_SELECTED EXCERPT_:
▬▬▬▬▬▬
But here’s the painful reality for everyone toasting the end of 2020 and hoping turning the calendar over also turns over our collective luck: In the Pacific Northwest, we end this rotten, world-altering year with more questions than answers and with important, hard work left to do.

COVID-19

All things considered, Oregon and Washington got lucky, at least compared to many other parts of the country. Although Washington state saw the United States’ first confirmed coronavirus outbreak, leaders in both states acted firmly and quickly. The result: The comparative death toll in the Northwest hasn’t risen as high as some other places.

Still, COVID-19 fundamentally changed how we live. Remote learning became the — not always successful — norm. Businesses closed. Restaurants and bars tried to adapt. Oregon’s vibrant arts community ground to a stop, found solace in creation and struggled to figure out what’s next.

The vaccines are here, but the rollout has already proven shaky as Oregon, Washington and many other states received fewer doses than anticipated. Public health officials worry about the anti-vaccine sentiment they discovered in certain parts of the Pacific Northwest during the 2019 measles outbreak.

And they’ve barely begun to solve another preexisting condition COVID-19 made obvious: As with so many other health crises in Oregon and Washington, coronavirus hit communities of color harder.

Racial justice

A group of protesters arrives at the Mark O. Hatfield federal courthouse in Portland, Ore., July 25, 2020. Portland has sustained protests against police brutality and systemic racism for 58 days.

A group of protesters arrives at the Mark O. Hatfield federal courthouse in Portland, Ore., July 25, 2020. Portland has sustained protests against police brutality and systemic racism for 58 days.
▬▬▬▬▬▬
_EXCERPTED RECORDS_:
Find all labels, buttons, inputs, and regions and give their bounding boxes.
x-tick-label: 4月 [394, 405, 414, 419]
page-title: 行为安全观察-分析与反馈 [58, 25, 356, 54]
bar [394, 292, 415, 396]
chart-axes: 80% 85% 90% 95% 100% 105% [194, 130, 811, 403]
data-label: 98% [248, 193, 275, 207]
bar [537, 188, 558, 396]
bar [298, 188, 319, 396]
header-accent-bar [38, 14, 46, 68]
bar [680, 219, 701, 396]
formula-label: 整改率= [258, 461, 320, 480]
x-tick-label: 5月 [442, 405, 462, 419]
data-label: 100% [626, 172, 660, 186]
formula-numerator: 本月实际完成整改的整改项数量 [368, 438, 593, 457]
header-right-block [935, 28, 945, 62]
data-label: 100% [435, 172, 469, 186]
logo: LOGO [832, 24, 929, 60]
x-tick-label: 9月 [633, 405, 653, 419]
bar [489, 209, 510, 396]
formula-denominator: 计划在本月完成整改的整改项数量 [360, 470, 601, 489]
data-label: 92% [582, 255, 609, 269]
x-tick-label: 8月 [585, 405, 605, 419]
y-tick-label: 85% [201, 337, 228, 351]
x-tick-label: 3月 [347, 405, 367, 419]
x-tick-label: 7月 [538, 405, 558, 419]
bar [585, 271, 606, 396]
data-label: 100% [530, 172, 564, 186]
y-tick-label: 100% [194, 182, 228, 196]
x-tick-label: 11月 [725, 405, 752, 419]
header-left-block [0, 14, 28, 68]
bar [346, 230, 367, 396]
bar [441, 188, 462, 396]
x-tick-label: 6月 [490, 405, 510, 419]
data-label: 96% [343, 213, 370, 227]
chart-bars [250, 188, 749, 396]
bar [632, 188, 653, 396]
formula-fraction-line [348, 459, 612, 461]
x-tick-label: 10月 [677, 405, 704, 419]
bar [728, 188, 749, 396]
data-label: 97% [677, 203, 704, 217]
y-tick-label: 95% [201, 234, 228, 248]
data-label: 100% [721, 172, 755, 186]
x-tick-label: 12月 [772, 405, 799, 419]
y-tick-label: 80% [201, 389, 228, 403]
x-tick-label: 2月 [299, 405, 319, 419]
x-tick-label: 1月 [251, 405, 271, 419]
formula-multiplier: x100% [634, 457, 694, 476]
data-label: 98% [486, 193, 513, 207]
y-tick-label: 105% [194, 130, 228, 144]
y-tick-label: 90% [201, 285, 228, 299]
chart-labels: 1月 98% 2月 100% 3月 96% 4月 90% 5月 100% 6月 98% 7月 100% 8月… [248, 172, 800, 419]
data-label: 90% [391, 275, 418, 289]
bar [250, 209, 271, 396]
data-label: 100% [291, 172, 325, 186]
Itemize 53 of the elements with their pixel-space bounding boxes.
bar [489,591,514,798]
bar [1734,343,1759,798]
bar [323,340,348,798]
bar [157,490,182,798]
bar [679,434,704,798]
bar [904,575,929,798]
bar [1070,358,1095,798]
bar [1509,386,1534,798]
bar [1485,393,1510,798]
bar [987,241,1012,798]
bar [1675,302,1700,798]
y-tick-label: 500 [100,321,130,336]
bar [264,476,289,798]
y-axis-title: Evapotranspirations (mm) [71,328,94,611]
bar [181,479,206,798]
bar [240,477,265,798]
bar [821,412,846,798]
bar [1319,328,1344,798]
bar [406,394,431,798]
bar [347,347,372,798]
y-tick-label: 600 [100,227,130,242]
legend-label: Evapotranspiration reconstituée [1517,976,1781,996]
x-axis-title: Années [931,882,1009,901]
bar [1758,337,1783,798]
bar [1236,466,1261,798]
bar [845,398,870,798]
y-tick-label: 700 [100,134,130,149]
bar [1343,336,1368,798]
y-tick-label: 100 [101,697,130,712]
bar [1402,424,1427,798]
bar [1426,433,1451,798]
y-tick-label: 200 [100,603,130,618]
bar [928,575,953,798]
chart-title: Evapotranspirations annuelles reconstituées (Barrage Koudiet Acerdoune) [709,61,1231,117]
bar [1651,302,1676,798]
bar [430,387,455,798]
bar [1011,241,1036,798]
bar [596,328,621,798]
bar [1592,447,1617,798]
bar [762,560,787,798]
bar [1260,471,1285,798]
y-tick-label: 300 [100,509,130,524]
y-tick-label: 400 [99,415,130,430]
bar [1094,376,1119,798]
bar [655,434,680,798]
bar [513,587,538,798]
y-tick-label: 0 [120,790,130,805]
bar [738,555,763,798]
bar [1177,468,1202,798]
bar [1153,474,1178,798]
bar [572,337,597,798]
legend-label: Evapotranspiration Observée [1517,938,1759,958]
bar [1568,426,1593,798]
▬▬▬▬▬▬
_EXERCISES_:
**A.** Please copy a passage from the excerpt on 2020 in the Pacific Northwest, beginning at the words "All things considered, Oregon" and stopping after "some other places.".
**B.** Turn the paragraph in the excerpt on 2020 in the Pacific Northwest that opens with "Still, COVID-19 fundamentally changed" into a short list of its main facts.
**C.** Answer these questions from the excerpt on 2020 in the Pacific Northwest, one per line:
(i) Which state saw the first confirmed coronavirus outbreak in the United States?
(ii) During what event did public health officials discover anti-vaccine sentiment in parts of the Pacific Northwest?
(iii) Where did a group of protesters arrive on July 25, 2020?
The entries have no role in this work.

_RESPONSES BY ITEM NUMBER_:
**A.**
All things considered, Oregon and Washington got lucky, at least compared to many other parts of the country. Although Washington state saw the United States’ first confirmed coronavirus outbreak, leaders in both states acted firmly and quickly. The result: The comparative death toll in the Northwest hasn’t risen as high as some other places.

**B.**
- COVID-19 fundamentally changed how people live.
- Remote learning became the norm, though not always a successful one.
- Businesses closed.
- Restaurants and bars tried to adapt.
- Oregon's arts community ground to a stop, found solace in creation and struggled to figure out what comes next.

**C.**
(i) Washington.
(ii) The 2019 measles outbreak.
(iii) The Mark O. Hatfield federal courthouse in Portland, Ore.